**INFORMATION PROVIDED**
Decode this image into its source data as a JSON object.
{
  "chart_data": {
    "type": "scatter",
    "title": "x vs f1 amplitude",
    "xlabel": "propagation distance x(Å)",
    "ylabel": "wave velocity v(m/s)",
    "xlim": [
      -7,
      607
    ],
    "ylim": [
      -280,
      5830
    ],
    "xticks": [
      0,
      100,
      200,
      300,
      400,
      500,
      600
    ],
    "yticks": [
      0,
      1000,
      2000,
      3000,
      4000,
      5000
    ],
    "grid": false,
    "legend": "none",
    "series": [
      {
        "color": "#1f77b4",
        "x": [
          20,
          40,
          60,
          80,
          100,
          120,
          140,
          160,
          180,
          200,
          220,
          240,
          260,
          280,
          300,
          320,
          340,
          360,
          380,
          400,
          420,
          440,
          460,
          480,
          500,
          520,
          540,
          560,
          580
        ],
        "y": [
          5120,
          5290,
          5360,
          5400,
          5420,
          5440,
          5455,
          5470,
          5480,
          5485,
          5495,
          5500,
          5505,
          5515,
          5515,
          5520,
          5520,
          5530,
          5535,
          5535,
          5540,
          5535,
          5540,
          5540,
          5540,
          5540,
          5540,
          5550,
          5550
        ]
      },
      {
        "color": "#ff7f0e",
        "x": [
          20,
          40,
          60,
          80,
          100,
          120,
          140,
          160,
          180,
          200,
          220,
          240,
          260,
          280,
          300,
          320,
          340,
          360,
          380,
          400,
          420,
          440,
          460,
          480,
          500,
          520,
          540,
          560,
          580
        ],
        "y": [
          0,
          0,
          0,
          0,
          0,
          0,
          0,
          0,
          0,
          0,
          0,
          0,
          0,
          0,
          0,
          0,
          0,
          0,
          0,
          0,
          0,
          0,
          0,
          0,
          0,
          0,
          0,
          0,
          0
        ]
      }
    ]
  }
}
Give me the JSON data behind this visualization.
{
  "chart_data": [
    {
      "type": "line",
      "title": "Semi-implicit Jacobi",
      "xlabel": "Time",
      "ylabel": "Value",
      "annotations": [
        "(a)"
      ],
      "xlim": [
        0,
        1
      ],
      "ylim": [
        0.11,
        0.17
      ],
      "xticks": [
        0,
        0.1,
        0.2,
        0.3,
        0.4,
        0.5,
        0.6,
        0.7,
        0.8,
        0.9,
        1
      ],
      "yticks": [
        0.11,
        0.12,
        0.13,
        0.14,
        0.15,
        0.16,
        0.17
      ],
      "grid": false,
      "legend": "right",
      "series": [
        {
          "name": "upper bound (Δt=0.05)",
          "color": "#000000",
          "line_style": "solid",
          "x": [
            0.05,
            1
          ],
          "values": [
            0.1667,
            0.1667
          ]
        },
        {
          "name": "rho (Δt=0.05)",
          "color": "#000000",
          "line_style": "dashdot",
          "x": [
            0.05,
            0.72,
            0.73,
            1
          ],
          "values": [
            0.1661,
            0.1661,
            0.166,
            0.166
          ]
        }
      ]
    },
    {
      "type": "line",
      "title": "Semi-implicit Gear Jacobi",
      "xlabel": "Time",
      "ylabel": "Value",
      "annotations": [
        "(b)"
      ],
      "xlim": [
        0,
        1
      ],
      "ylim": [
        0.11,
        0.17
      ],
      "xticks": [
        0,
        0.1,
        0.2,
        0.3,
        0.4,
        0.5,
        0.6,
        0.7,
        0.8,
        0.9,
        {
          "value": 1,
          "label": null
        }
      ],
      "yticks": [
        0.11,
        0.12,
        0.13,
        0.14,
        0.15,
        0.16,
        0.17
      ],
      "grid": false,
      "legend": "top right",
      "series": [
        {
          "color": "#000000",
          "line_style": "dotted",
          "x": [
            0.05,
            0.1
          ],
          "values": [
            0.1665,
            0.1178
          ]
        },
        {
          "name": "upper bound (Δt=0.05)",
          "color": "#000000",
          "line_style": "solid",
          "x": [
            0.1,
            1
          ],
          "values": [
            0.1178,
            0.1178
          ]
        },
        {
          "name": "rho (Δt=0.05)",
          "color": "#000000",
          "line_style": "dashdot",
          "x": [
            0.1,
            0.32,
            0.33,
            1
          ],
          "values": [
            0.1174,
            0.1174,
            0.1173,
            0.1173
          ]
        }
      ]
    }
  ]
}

**GIVEN EXERCISE**
Transcribe all of the material exactly. Omit nothing.

**ANSWER FOR THE TASK**
Decode this image into its source data as a JSON object.
{
  "chart_data": {
    "type": "scatter",
    "title": "x vs f1 amplitude",
    "xlabel": "propagation distance x(Å)",
    "ylabel": "wave velocity v(m/s)",
    "xlim": [
      -7,
      607
    ],
    "ylim": [
      -280,
      5830
    ],
    "xticks": [
      0,
      100,
      200,
      300,
      400,
      500,
      600
    ],
    "yticks": [
      0,
      1000,
      2000,
      3000,
      4000,
      5000
    ],
    "grid": false,
    "legend": "none",
    "series": [
      {
        "color": "#1f77b4",
        "x": [
          20,
          40,
          60,
          80,
          100,
          120,
          140,
          160,
          180,
          200,
          220,
          240,
          260,
          280,
          300,
          320,
          340,
          360,
          380,
          400,
          420,
          440,
          460,
          480,
          500,
          520,
          540,
          560,
          580
        ],
        "y": [
          5120,
          5290,
          5360,
          5400,
          5420,
          5440,
          5455,
          5470,
          5480,
          5485,
          5495,
          5500,
          5505,
          5515,
          5515,
          5520,
          5520,
          5530,
          5535,
          5535,
          5540,
          5535,
          5540,
          5540,
          5540,
          5540,
          5540,
          5550,
          5550
        ]
      },
      {
        "color": "#ff7f0e",
        "x": [
          20,
          40,
          60,
          80,
          100,
          120,
          140,
          160,
          180,
          200,
          220,
          240,
          260,
          280,
          300,
          320,
          340,
          360,
          380,
          400,
          420,
          440,
          460,
          480,
          500,
          520,
          540,
          560,
          580
        ],
        "y": [
          0,
          0,
          0,
          0,
          0,
          0,
          0,
          0,
          0,
          0,
          0,
          0,
          0,
          0,
          0,
          0,
          0,
          0,
          0,
          0,
          0,
          0,
          0,
          0,
          0,
          0,
          0,
          0,
          0
        ]
      }
    ]
  }
}
Give me the JSON data behind this visualization.
{
  "chart_data": [
    {
      "type": "line",
      "title": "Semi-implicit Jacobi",
      "xlabel": "Time",
      "ylabel": "Value",
      "annotations": [
        "(a)"
      ],
      "xlim": [
        0,
        1
      ],
      "ylim": [
        0.11,
        0.17
      ],
      "xticks": [
        0,
        0.1,
        0.2,
        0.3,
        0.4,
        0.5,
        0.6,
        0.7,
        0.8,
        0.9,
        1
      ],
      "yticks": [
        0.11,
        0.12,
        0.13,
        0.14,
        0.15,
        0.16,
        0.17
      ],
      "grid": false,
      "legend": "right",
      "series": [
        {
          "name": "upper bound (Δt=0.05)",
          "color": "#000000",
          "line_style": "solid",
          "x": [
            0.05,
            1
          ],
          "values": [
            0.1667,
            0.1667
          ]
        },
        {
          "name": "rho (Δt=0.05)",
          "color": "#000000",
          "line_style": "dashdot",
          "x": [
            0.05,
            0.72,
            0.73,
            1
          ],
          "values": [
            0.1661,
            0.1661,
            0.166,
            0.166
          ]
        }
      ]
    },
    {
      "type": "line",
      "title": "Semi-implicit Gear Jacobi",
      "xlabel": "Time",
      "ylabel": "Value",
      "annotations": [
        "(b)"
      ],
      "xlim": [
        0,
        1
      ],
      "ylim": [
        0.11,
        0.17
      ],
      "xticks": [
        0,
        0.1,
        0.2,
        0.3,
        0.4,
        0.5,
        0.6,
        0.7,
        0.8,
        0.9,
        {
          "value": 1,
          "label": null
        }
      ],
      "yticks": [
        0.11,
        0.12,
        0.13,
        0.14,
        0.15,
        0.16,
        0.17
      ],
      "grid": false,
      "legend": "top right",
      "series": [
        {
          "color": "#000000",
          "line_style": "dotted",
          "x": [
            0.05,
            0.1
          ],
          "values": [
            0.1665,
            0.1178
          ]
        },
        {
          "name": "upper bound (Δt=0.05)",
          "color": "#000000",
          "line_style": "solid",
          "x": [
            0.1,
            1
          ],
          "values": [
            0.1178,
            0.1178
          ]
        },
        {
          "name": "rho (Δt=0.05)",
          "color": "#000000",
          "line_style": "dashdot",
          "x": [
            0.1,
            0.32,
            0.33,
            1
          ],
          "values": [
            0.1174,
            0.1174,
            0.1173,
            0.1173
          ]
        }
      ]
    }
  ]
}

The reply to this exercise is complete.